Exercise requirements:
Pick out each line in the data below that contains the word "variable", and copy those lines.
Start of Entries
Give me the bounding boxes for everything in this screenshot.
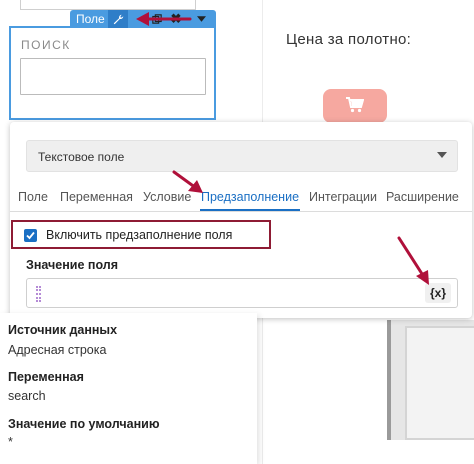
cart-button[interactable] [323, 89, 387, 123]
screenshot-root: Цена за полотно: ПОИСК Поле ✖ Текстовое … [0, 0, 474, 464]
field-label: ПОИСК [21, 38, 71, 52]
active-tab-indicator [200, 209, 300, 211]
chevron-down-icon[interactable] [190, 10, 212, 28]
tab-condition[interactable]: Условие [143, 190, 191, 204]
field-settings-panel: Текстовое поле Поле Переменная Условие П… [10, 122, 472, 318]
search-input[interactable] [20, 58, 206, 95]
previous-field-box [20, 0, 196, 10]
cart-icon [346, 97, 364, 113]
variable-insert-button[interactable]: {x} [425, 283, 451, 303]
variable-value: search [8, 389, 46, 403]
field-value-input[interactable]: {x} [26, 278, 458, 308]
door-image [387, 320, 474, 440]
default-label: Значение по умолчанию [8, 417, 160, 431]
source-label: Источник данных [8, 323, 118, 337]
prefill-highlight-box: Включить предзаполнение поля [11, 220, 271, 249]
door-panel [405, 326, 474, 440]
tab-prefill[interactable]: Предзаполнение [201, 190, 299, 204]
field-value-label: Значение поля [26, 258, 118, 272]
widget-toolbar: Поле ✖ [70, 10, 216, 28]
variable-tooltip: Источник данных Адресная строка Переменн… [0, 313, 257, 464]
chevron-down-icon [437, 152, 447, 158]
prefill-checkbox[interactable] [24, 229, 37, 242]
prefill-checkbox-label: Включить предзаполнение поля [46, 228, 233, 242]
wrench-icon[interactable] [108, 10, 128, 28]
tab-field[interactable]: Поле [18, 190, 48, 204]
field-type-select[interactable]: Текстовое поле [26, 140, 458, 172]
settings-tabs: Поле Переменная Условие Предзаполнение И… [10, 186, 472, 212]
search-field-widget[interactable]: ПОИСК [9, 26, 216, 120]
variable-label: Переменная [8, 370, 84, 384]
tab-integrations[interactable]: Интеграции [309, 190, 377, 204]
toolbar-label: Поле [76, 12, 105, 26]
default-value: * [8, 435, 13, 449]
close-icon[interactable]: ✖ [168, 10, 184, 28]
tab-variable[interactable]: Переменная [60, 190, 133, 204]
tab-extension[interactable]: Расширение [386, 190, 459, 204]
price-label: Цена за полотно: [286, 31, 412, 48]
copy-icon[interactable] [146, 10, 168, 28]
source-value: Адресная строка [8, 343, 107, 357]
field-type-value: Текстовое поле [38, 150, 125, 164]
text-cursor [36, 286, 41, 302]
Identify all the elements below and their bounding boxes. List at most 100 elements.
End of Entries
Worked answer:
variable-insert-button[interactable]: {x} [425, 283, 451, 303]
variable-value: search [8, 389, 46, 403]
variable-tooltip: Источник данных Адресная строка Переменн… [0, 313, 257, 464]
variable-label: Переменная [8, 370, 84, 384]
tab-variable[interactable]: Переменная [60, 190, 133, 204]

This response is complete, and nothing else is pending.